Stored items
+===+
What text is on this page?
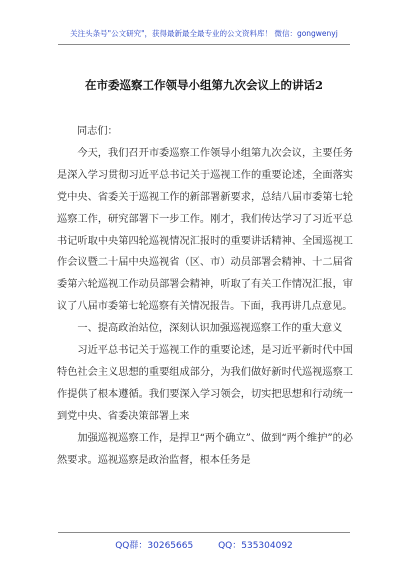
关注头条号"公文研究"，获得最新最全最专业的公文资料库！ 微信：gongwenyj
在市委巡察工作领导小组第九次会议上的讲话2

同志们：

今天，我们召开市委巡察工作领导小组第九次会议，主要任务是深入学习贯彻习近平总书记关于巡视工作的重要论述，全面落实党中央、省委关于巡视工作的新部署新要求，总结八届市委第七轮巡察工作，研究部署下一步工作。刚才，我们传达学习了习近平总书记听取中央第四轮巡视情况汇报时的重要讲话精神、全国巡视工作会议暨二十届中央巡视省（区、市）动员部署会精神、十二届省委第六轮巡视工作动员部署会精神，听取了有关工作情况汇报，审议了八届市委第七轮巡察有关情况报告。下面，我再讲几点意见。

一、提高政治站位，深刻认识加强巡视巡察工作的重大意义

习近平总书记关于巡视工作的重要论述，是习近平新时代中国特色社会主义思想的重要组成部分，为我们做好新时代巡视巡察工作提供了根本遵循。我们要深入学习领会，切实把思想和行动统一到党中央、省委决策部署上来

加强巡视巡察工作，是捍卫“两个确立”、做到“两个维护”的必然要求。巡视巡察是政治监督，根本任务是

QQ群：30265665	QQ：535304092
+===+
_What is required_. Leaving all pictures aside, quote each record exactly.

_Solution to the exercise_.
What text is on this page?
关注头条号"公文研究"，获得最新最全最专业的公文资料库！ 微信：gongwenyj
在市委巡察工作领导小组第九次会议上的讲话2

同志们：

今天，我们召开市委巡察工作领导小组第九次会议，主要任务是深入学习贯彻习近平总书记关于巡视工作的重要论述，全面落实党中央、省委关于巡视工作的新部署新要求，总结八届市委第七轮巡察工作，研究部署下一步工作。刚才，我们传达学习了习近平总书记听取中央第四轮巡视情况汇报时的重要讲话精神、全国巡视工作会议暨二十届中央巡视省（区、市）动员部署会精神、十二届省委第六轮巡视工作动员部署会精神，听取了有关工作情况汇报，审议了八届市委第七轮巡察有关情况报告。下面，我再讲几点意见。

一、提高政治站位，深刻认识加强巡视巡察工作的重大意义

习近平总书记关于巡视工作的重要论述，是习近平新时代中国特色社会主义思想的重要组成部分，为我们做好新时代巡视巡察工作提供了根本遵循。我们要深入学习领会，切实把思想和行动统一到党中央、省委决策部署上来

加强巡视巡察工作，是捍卫“两个确立”、做到“两个维护”的必然要求。巡视巡察是政治监督，根本任务是

QQ群：30265665	QQ：535304092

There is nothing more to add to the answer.